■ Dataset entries
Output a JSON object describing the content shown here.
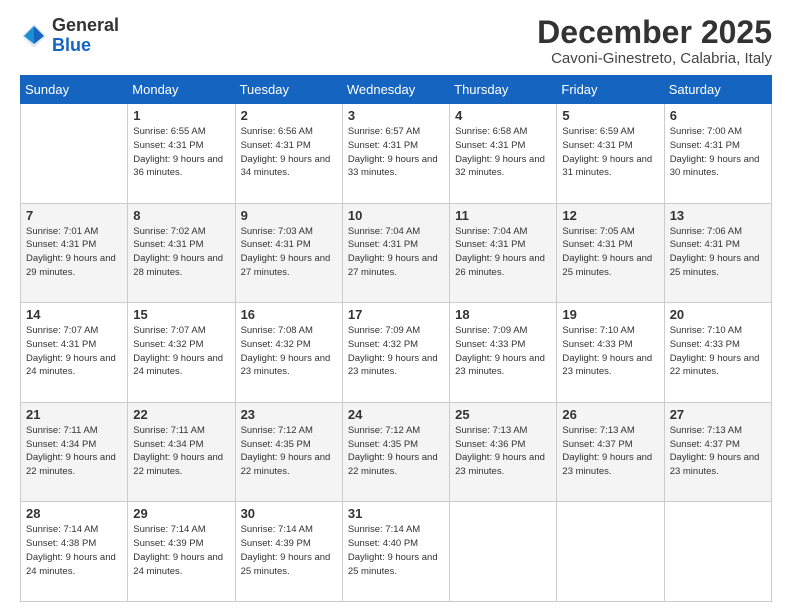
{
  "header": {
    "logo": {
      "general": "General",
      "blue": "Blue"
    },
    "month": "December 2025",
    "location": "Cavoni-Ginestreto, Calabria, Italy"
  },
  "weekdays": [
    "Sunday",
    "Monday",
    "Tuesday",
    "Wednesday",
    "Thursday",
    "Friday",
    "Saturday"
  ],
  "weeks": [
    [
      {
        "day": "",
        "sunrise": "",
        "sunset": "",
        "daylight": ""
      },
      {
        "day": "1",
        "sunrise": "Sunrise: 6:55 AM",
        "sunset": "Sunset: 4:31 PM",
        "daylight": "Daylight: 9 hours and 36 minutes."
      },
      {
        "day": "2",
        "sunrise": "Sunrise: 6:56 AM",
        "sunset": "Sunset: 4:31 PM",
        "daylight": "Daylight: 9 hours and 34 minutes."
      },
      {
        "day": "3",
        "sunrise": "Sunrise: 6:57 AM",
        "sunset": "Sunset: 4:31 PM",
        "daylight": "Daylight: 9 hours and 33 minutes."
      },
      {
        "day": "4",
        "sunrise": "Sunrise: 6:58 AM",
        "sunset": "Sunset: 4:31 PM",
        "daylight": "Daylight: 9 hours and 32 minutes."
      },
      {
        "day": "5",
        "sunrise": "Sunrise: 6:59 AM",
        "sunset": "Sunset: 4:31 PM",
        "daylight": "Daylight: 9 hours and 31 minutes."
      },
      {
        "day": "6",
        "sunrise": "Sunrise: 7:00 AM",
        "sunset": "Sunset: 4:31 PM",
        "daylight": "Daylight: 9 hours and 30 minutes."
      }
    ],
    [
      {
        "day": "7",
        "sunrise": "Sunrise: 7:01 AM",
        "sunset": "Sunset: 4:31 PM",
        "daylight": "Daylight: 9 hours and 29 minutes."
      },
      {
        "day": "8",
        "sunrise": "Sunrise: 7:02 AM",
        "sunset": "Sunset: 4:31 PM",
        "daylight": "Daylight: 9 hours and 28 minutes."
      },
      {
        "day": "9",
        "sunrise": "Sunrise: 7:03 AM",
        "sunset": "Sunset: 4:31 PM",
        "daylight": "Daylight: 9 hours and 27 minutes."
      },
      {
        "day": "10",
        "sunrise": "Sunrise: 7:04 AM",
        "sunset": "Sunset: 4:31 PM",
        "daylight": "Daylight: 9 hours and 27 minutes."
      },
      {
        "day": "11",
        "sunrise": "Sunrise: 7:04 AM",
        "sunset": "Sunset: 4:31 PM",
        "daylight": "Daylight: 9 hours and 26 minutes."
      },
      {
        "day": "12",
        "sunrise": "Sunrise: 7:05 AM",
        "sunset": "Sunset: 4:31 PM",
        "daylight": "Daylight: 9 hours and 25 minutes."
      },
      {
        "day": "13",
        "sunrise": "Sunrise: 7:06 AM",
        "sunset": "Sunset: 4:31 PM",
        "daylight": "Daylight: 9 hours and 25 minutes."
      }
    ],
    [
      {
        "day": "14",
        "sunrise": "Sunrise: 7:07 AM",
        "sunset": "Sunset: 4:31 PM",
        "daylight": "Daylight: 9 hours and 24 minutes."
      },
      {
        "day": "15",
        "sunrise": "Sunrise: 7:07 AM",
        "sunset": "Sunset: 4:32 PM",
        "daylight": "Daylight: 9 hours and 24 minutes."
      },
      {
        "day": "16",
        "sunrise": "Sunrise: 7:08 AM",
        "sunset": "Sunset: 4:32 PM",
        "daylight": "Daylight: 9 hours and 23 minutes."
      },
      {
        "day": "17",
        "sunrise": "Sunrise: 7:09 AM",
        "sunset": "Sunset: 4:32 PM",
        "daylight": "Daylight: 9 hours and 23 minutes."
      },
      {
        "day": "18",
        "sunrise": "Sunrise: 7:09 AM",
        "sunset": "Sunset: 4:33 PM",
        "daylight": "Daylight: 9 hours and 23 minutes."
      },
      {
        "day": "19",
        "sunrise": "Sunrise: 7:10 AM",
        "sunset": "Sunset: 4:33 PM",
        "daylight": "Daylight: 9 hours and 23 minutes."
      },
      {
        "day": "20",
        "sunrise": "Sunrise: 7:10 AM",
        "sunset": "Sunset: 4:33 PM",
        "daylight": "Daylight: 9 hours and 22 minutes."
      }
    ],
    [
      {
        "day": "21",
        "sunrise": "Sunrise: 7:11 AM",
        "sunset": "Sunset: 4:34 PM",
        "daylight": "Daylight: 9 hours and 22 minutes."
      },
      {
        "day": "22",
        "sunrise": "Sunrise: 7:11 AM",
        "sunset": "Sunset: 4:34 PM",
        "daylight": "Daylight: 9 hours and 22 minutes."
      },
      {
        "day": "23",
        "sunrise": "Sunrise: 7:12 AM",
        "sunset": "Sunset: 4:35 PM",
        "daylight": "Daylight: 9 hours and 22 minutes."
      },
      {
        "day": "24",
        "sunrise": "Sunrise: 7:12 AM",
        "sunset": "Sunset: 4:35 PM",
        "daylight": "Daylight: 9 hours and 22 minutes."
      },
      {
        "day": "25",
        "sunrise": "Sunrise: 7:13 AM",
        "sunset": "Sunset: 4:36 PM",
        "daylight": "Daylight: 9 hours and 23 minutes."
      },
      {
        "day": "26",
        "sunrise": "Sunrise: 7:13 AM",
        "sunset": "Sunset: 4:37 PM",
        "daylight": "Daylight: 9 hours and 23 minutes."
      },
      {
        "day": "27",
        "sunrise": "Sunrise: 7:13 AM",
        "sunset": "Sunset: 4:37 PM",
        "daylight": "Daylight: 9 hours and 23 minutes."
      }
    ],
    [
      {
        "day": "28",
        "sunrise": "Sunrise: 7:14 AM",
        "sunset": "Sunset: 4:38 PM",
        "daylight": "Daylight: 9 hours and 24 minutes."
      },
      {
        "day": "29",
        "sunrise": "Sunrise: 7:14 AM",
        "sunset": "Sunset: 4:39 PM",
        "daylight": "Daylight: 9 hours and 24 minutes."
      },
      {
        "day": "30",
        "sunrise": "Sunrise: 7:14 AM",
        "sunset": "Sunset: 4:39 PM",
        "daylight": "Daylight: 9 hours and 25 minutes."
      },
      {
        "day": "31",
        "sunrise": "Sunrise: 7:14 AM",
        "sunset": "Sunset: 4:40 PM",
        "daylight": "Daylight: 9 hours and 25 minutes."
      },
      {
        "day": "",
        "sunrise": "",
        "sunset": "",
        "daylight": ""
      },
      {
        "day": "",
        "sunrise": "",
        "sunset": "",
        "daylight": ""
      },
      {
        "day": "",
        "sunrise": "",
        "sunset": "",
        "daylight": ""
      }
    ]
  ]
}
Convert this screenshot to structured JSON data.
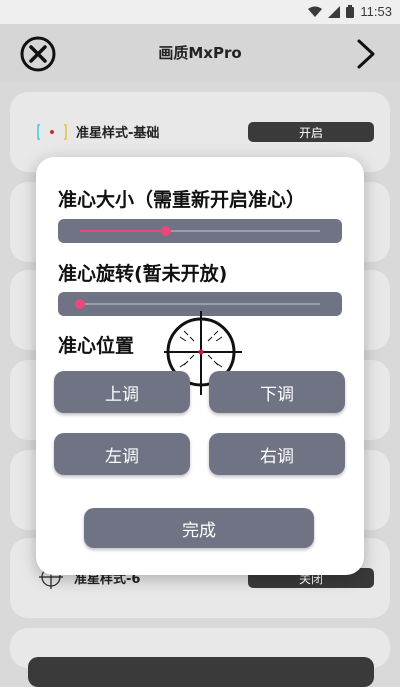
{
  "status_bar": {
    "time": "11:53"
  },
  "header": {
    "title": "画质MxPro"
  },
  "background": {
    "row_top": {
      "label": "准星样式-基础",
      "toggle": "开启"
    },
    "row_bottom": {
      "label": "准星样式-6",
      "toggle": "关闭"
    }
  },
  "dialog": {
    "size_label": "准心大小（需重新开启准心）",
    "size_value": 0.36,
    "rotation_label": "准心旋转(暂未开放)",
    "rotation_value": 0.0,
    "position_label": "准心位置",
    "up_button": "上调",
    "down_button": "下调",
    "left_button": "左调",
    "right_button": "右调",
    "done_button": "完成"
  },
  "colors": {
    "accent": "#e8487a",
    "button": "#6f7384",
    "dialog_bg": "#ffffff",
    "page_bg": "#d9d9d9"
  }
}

---

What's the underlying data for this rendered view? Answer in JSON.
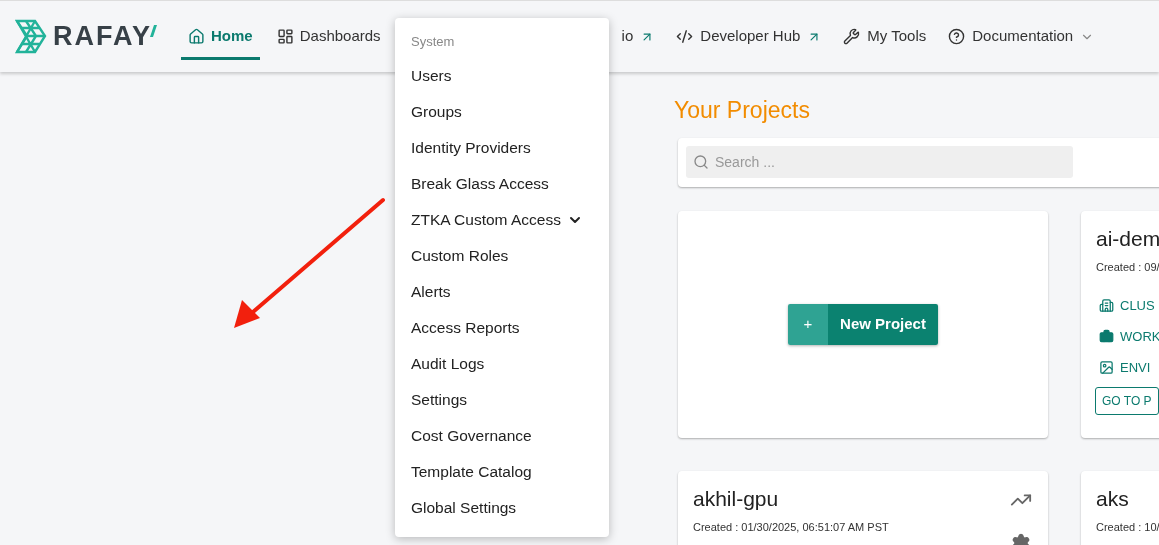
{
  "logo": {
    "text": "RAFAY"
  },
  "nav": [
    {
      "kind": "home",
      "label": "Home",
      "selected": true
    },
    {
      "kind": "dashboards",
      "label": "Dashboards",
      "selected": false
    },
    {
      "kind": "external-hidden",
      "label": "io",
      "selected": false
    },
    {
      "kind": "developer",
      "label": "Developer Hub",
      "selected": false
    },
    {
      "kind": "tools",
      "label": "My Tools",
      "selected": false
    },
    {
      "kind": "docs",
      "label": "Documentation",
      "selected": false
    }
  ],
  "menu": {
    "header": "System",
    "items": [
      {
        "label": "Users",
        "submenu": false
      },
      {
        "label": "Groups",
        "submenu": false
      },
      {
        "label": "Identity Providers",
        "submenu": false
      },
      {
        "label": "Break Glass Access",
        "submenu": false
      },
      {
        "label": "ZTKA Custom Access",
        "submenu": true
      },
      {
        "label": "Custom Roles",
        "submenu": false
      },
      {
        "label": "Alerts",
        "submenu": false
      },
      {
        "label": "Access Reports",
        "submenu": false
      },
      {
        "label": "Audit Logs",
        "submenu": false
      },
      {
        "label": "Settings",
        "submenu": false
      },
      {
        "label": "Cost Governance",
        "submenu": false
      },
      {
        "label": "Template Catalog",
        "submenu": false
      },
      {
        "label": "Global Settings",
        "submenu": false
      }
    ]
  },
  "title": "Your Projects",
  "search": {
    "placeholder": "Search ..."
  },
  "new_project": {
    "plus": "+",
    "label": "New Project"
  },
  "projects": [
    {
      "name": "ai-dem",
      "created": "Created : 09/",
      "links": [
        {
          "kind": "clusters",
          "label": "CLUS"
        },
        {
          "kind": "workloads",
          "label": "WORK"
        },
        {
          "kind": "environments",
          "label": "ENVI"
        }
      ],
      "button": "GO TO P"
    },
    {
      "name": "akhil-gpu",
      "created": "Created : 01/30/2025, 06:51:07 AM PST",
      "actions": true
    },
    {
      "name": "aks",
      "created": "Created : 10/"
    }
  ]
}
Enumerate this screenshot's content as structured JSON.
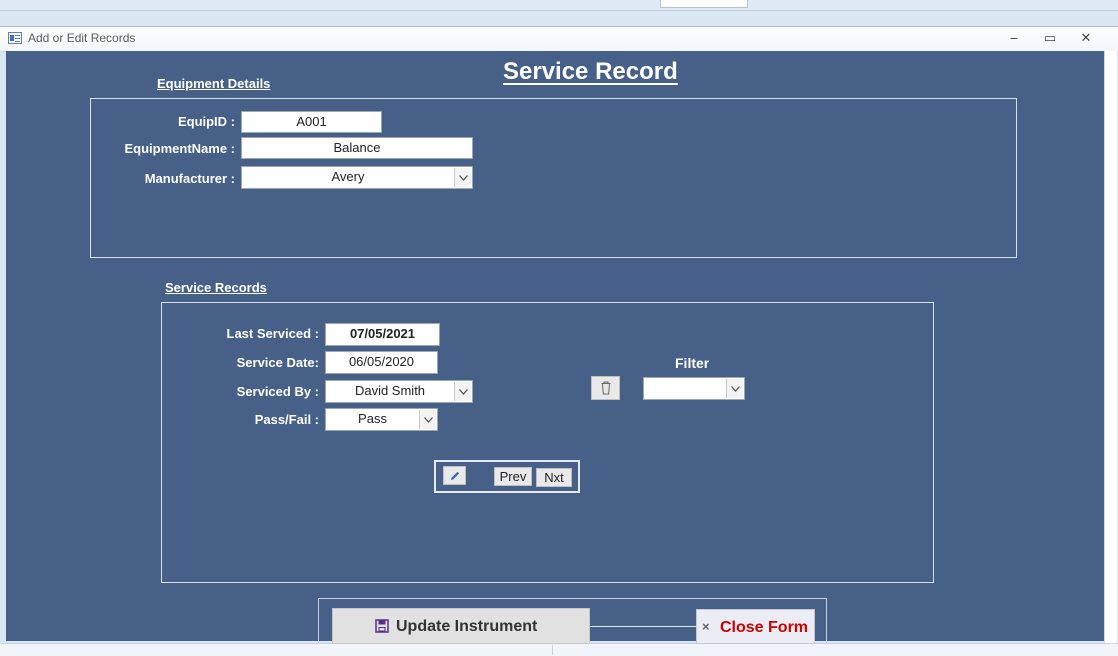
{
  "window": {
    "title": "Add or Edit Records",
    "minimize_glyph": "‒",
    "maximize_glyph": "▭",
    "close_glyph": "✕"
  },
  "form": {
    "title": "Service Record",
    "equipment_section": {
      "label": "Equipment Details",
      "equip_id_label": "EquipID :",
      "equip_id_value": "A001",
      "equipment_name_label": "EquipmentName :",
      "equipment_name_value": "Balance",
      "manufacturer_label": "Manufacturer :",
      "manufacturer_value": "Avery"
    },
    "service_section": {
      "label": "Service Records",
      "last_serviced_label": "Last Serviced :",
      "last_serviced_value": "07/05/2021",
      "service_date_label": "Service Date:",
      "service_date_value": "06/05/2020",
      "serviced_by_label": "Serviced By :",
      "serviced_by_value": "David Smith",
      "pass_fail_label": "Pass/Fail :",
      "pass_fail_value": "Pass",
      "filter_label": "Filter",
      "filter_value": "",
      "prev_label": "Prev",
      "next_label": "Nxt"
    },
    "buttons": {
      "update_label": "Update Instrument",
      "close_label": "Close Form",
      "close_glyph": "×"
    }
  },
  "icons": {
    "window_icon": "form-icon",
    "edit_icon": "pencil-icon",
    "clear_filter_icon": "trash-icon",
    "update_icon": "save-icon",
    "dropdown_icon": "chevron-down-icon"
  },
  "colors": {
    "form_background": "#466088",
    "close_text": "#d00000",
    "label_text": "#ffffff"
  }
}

■ Goal
Pull out every line of the entries that includes the word "Access".

■ Solution to this task
        "label": "Break Glass Access",
        "label": "ZTKA Custom Access",
        "label": "Access Reports",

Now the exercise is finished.